Find the word "text" in the material below and gather every line that contains it.

***** Material to process *****

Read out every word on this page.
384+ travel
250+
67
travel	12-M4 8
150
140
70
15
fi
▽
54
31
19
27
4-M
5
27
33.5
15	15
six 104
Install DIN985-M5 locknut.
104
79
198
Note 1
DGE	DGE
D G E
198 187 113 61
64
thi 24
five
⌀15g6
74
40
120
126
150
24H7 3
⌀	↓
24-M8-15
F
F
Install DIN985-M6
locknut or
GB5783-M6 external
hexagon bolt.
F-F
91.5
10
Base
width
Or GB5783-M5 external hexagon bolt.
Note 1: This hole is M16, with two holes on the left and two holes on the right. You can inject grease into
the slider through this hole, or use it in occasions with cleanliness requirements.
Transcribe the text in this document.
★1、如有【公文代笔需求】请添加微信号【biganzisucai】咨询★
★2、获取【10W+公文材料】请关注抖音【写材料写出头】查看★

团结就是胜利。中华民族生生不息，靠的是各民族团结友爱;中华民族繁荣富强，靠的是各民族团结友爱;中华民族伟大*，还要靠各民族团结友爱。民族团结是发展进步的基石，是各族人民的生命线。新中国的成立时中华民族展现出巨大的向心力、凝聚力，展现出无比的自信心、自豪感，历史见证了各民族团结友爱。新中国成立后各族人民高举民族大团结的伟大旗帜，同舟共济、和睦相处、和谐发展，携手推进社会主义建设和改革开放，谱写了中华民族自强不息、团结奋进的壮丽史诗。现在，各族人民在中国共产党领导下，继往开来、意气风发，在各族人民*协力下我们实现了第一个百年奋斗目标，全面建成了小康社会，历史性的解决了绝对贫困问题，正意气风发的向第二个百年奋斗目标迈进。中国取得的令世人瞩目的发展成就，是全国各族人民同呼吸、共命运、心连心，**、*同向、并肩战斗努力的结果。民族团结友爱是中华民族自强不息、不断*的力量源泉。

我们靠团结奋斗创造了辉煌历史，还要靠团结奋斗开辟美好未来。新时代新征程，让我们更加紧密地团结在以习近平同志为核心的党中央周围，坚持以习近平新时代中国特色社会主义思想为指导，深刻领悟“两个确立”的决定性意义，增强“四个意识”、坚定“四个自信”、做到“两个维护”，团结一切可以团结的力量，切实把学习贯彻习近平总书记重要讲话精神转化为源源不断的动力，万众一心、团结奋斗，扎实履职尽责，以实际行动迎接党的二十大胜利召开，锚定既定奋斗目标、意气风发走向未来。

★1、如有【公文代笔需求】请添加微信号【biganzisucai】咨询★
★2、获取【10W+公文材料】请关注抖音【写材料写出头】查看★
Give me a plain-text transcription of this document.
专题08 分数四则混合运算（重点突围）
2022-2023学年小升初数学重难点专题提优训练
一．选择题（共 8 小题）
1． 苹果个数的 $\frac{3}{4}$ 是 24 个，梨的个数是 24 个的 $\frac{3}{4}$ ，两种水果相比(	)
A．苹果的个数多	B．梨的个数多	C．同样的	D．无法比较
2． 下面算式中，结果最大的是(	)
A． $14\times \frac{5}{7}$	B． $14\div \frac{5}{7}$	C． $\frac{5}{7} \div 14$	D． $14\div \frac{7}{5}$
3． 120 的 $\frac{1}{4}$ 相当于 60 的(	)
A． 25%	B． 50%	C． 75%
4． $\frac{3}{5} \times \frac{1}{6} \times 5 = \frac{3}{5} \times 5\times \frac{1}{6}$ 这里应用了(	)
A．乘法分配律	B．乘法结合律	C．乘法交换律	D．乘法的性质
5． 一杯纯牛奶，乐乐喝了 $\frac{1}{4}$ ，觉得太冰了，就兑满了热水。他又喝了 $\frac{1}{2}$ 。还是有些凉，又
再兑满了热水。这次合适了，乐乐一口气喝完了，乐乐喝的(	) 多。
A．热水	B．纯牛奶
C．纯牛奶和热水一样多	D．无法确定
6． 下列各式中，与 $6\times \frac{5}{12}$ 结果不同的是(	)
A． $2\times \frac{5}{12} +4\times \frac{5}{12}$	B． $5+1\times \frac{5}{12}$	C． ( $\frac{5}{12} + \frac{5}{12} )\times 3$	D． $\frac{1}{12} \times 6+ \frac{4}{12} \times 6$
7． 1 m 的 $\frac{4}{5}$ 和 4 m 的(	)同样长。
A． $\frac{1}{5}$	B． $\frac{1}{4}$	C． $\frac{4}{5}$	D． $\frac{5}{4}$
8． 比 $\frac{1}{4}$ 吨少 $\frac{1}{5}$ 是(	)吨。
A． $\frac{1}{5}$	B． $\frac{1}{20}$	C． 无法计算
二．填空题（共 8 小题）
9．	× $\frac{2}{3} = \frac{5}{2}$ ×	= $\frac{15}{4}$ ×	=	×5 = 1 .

*****

■ Right answer
Transcribe the text in this document.
Give me a plain-text transcription of this document.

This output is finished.